[Extracts from a graphics dataset]
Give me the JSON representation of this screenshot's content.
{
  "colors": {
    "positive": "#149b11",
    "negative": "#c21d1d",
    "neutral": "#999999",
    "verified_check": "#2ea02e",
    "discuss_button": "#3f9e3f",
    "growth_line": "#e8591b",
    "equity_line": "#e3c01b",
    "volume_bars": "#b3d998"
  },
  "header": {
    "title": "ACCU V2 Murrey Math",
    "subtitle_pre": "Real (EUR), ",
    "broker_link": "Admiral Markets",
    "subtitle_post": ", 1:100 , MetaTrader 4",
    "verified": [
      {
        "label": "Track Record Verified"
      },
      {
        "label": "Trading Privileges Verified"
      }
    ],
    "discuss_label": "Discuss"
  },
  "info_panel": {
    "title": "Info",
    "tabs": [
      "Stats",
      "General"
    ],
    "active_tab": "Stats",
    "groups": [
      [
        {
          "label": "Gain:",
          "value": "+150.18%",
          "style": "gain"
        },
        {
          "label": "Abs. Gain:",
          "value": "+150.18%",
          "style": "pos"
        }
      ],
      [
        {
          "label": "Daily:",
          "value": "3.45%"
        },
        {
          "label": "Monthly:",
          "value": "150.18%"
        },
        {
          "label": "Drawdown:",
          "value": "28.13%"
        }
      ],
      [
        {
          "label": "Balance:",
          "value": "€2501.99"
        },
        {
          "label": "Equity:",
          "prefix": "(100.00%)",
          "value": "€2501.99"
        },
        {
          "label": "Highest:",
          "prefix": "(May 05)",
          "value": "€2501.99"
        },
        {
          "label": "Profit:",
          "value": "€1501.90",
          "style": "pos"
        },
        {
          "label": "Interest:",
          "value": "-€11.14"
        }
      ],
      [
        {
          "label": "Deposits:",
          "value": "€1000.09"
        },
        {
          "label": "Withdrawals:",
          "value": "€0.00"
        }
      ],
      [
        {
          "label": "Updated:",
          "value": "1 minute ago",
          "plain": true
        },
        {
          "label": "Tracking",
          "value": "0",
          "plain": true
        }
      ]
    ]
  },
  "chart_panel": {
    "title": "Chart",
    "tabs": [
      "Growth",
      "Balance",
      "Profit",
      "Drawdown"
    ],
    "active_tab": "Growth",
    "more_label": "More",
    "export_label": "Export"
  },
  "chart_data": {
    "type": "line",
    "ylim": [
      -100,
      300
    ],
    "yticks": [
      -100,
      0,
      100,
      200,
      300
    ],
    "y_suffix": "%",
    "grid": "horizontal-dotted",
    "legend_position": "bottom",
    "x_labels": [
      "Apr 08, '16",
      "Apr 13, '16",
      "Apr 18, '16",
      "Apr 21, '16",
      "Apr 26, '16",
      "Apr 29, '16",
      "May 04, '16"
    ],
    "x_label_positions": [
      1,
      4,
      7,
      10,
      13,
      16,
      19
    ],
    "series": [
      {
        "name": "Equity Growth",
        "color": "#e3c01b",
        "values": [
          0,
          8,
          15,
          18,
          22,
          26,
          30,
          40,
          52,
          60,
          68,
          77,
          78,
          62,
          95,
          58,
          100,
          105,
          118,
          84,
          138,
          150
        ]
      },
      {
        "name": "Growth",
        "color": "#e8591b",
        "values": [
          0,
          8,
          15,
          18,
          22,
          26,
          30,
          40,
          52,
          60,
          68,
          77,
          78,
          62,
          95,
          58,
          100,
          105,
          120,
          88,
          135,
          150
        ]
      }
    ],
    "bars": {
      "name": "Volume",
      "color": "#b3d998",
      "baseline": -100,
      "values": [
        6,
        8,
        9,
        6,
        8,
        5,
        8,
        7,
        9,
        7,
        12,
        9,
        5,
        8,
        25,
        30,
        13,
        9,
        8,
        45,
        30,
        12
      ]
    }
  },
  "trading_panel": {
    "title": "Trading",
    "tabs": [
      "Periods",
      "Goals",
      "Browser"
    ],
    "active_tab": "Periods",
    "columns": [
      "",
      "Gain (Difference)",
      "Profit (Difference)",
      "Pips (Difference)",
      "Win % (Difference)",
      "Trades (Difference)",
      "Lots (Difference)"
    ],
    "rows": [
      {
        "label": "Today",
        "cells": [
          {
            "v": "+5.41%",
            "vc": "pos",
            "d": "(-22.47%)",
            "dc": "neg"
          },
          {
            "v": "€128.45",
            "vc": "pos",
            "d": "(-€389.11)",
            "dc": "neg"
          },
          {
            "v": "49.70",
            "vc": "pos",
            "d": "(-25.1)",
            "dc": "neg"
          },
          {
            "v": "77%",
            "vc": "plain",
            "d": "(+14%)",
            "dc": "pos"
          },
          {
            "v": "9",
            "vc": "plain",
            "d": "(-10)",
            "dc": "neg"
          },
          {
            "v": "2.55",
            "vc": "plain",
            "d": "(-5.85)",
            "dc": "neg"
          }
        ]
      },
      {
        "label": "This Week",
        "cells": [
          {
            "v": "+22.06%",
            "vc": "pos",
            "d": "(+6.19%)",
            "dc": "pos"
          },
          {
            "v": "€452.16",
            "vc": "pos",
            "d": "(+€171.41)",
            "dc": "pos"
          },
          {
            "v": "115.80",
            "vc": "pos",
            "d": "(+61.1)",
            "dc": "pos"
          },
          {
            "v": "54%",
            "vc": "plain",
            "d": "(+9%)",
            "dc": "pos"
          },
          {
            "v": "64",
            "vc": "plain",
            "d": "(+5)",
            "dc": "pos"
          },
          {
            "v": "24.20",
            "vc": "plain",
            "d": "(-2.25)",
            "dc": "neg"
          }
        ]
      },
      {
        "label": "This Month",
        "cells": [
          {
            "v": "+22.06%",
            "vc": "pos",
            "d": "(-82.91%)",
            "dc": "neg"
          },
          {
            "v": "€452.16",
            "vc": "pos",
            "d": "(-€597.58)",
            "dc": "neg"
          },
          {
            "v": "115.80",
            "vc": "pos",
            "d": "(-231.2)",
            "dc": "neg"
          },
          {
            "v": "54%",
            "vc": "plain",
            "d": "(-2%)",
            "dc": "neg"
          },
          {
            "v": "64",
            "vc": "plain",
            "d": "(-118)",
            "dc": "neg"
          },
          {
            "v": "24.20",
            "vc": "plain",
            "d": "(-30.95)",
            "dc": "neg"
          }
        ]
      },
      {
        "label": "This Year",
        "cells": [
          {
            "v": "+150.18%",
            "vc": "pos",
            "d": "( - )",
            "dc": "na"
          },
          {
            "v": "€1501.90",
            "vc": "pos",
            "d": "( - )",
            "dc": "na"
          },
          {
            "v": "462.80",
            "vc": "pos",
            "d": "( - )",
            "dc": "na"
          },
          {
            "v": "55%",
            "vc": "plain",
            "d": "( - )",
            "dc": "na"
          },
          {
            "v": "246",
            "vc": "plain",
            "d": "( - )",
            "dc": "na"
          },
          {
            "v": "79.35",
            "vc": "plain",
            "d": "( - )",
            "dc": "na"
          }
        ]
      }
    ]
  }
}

--- Problem details ---
Retype each record exactly, leaving nothing out.

--- Response to the task ---
Give me the JSON representation of this screenshot's content.
{
  "colors": {
    "positive": "#149b11",
    "negative": "#c21d1d",
    "neutral": "#999999",
    "verified_check": "#2ea02e",
    "discuss_button": "#3f9e3f",
    "growth_line": "#e8591b",
    "equity_line": "#e3c01b",
    "volume_bars": "#b3d998"
  },
  "header": {
    "title": "ACCU V2 Murrey Math",
    "subtitle_pre": "Real (EUR), ",
    "broker_link": "Admiral Markets",
    "subtitle_post": ", 1:100 , MetaTrader 4",
    "verified": [
      {
        "label": "Track Record Verified"
      },
      {
        "label": "Trading Privileges Verified"
      }
    ],
    "discuss_label": "Discuss"
  },
  "info_panel": {
    "title": "Info",
    "tabs": [
      "Stats",
      "General"
    ],
    "active_tab": "Stats",
    "groups": [
      [
        {
          "label": "Gain:",
          "value": "+150.18%",
          "style": "gain"
        },
        {
          "label": "Abs. Gain:",
          "value": "+150.18%",
          "style": "pos"
        }
      ],
      [
        {
          "label": "Daily:",
          "value": "3.45%"
        },
        {
          "label": "Monthly:",
          "value": "150.18%"
        },
        {
          "label": "Drawdown:",
          "value": "28.13%"
        }
      ],
      [
        {
          "label": "Balance:",
          "value": "€2501.99"
        },
        {
          "label": "Equity:",
          "prefix": "(100.00%)",
          "value": "€2501.99"
        },
        {
          "label": "Highest:",
          "prefix": "(May 05)",
          "value": "€2501.99"
        },
        {
          "label": "Profit:",
          "value": "€1501.90",
          "style": "pos"
        },
        {
          "label": "Interest:",
          "value": "-€11.14"
        }
      ],
      [
        {
          "label": "Deposits:",
          "value": "€1000.09"
        },
        {
          "label": "Withdrawals:",
          "value": "€0.00"
        }
      ],
      [
        {
          "label": "Updated:",
          "value": "1 minute ago",
          "plain": true
        },
        {
          "label": "Tracking",
          "value": "0",
          "plain": true
        }
      ]
    ]
  },
  "chart_panel": {
    "title": "Chart",
    "tabs": [
      "Growth",
      "Balance",
      "Profit",
      "Drawdown"
    ],
    "active_tab": "Growth",
    "more_label": "More",
    "export_label": "Export"
  },
  "chart_data": {
    "type": "line",
    "ylim": [
      -100,
      300
    ],
    "yticks": [
      -100,
      0,
      100,
      200,
      300
    ],
    "y_suffix": "%",
    "grid": "horizontal-dotted",
    "legend_position": "bottom",
    "x_labels": [
      "Apr 08, '16",
      "Apr 13, '16",
      "Apr 18, '16",
      "Apr 21, '16",
      "Apr 26, '16",
      "Apr 29, '16",
      "May 04, '16"
    ],
    "x_label_positions": [
      1,
      4,
      7,
      10,
      13,
      16,
      19
    ],
    "series": [
      {
        "name": "Equity Growth",
        "color": "#e3c01b",
        "values": [
          0,
          8,
          15,
          18,
          22,
          26,
          30,
          40,
          52,
          60,
          68,
          77,
          78,
          62,
          95,
          58,
          100,
          105,
          118,
          84,
          138,
          150
        ]
      },
      {
        "name": "Growth",
        "color": "#e8591b",
        "values": [
          0,
          8,
          15,
          18,
          22,
          26,
          30,
          40,
          52,
          60,
          68,
          77,
          78,
          62,
          95,
          58,
          100,
          105,
          120,
          88,
          135,
          150
        ]
      }
    ],
    "bars": {
      "name": "Volume",
      "color": "#b3d998",
      "baseline": -100,
      "values": [
        6,
        8,
        9,
        6,
        8,
        5,
        8,
        7,
        9,
        7,
        12,
        9,
        5,
        8,
        25,
        30,
        13,
        9,
        8,
        45,
        30,
        12
      ]
    }
  },
  "trading_panel": {
    "title": "Trading",
    "tabs": [
      "Periods",
      "Goals",
      "Browser"
    ],
    "active_tab": "Periods",
    "columns": [
      "",
      "Gain (Difference)",
      "Profit (Difference)",
      "Pips (Difference)",
      "Win % (Difference)",
      "Trades (Difference)",
      "Lots (Difference)"
    ],
    "rows": [
      {
        "label": "Today",
        "cells": [
          {
            "v": "+5.41%",
            "vc": "pos",
            "d": "(-22.47%)",
            "dc": "neg"
          },
          {
            "v": "€128.45",
            "vc": "pos",
            "d": "(-€389.11)",
            "dc": "neg"
          },
          {
            "v": "49.70",
            "vc": "pos",
            "d": "(-25.1)",
            "dc": "neg"
          },
          {
            "v": "77%",
            "vc": "plain",
            "d": "(+14%)",
            "dc": "pos"
          },
          {
            "v": "9",
            "vc": "plain",
            "d": "(-10)",
            "dc": "neg"
          },
          {
            "v": "2.55",
            "vc": "plain",
            "d": "(-5.85)",
            "dc": "neg"
          }
        ]
      },
      {
        "label": "This Week",
        "cells": [
          {
            "v": "+22.06%",
            "vc": "pos",
            "d": "(+6.19%)",
            "dc": "pos"
          },
          {
            "v": "€452.16",
            "vc": "pos",
            "d": "(+€171.41)",
            "dc": "pos"
          },
          {
            "v": "115.80",
            "vc": "pos",
            "d": "(+61.1)",
            "dc": "pos"
          },
          {
            "v": "54%",
            "vc": "plain",
            "d": "(+9%)",
            "dc": "pos"
          },
          {
            "v": "64",
            "vc": "plain",
            "d": "(+5)",
            "dc": "pos"
          },
          {
            "v": "24.20",
            "vc": "plain",
            "d": "(-2.25)",
            "dc": "neg"
          }
        ]
      },
      {
        "label": "This Month",
        "cells": [
          {
            "v": "+22.06%",
            "vc": "pos",
            "d": "(-82.91%)",
            "dc": "neg"
          },
          {
            "v": "€452.16",
            "vc": "pos",
            "d": "(-€597.58)",
            "dc": "neg"
          },
          {
            "v": "115.80",
            "vc": "pos",
            "d": "(-231.2)",
            "dc": "neg"
          },
          {
            "v": "54%",
            "vc": "plain",
            "d": "(-2%)",
            "dc": "neg"
          },
          {
            "v": "64",
            "vc": "plain",
            "d": "(-118)",
            "dc": "neg"
          },
          {
            "v": "24.20",
            "vc": "plain",
            "d": "(-30.95)",
            "dc": "neg"
          }
        ]
      },
      {
        "label": "This Year",
        "cells": [
          {
            "v": "+150.18%",
            "vc": "pos",
            "d": "( - )",
            "dc": "na"
          },
          {
            "v": "€1501.90",
            "vc": "pos",
            "d": "( - )",
            "dc": "na"
          },
          {
            "v": "462.80",
            "vc": "pos",
            "d": "( - )",
            "dc": "na"
          },
          {
            "v": "55%",
            "vc": "plain",
            "d": "( - )",
            "dc": "na"
          },
          {
            "v": "246",
            "vc": "plain",
            "d": "( - )",
            "dc": "na"
          },
          {
            "v": "79.35",
            "vc": "plain",
            "d": "( - )",
            "dc": "na"
          }
        ]
      }
    ]
  }
}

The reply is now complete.